● WHAT IS BEING ASKED:
Go through the material and pull out every line with the string "mentioned" in it.

● ENTRIES PROVIDED:

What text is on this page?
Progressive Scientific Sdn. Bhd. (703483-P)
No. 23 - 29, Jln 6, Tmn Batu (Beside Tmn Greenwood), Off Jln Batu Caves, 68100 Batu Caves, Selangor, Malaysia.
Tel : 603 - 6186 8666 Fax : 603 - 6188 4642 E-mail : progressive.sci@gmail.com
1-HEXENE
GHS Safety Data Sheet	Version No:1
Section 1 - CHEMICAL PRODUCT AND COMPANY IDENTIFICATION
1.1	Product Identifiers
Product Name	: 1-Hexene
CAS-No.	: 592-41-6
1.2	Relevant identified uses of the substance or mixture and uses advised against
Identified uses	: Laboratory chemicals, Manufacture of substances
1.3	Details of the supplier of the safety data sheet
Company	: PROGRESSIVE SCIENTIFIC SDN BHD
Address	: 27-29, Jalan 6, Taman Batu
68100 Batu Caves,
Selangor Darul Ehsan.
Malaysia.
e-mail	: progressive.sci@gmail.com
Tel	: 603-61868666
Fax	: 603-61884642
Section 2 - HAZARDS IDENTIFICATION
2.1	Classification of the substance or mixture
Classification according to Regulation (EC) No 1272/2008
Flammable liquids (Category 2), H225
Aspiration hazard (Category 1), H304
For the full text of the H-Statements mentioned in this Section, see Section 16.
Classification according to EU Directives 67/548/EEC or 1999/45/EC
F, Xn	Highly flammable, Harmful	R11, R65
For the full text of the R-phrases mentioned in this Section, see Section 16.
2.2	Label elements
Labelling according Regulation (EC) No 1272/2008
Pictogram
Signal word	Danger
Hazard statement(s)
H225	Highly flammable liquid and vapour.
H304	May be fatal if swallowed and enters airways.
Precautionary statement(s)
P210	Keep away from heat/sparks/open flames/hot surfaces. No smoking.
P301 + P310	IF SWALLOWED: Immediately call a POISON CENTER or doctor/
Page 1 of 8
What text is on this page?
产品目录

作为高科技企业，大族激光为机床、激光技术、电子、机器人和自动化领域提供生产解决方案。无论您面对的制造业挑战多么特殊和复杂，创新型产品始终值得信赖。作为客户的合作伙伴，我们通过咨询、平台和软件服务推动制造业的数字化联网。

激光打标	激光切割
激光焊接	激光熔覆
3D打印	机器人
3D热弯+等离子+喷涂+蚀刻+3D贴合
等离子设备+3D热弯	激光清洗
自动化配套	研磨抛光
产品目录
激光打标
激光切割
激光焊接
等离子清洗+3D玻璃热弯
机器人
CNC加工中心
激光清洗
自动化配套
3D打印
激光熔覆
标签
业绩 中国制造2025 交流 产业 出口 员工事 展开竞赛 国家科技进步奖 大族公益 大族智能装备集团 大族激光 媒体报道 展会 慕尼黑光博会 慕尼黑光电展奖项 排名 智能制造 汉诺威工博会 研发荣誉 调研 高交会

● REPLY TO THE EXERCISE:
For the full text of the H-Statements mentioned in this Section, see Section 16.
For the full text of the R-phrases mentioned in this Section, see Section 16.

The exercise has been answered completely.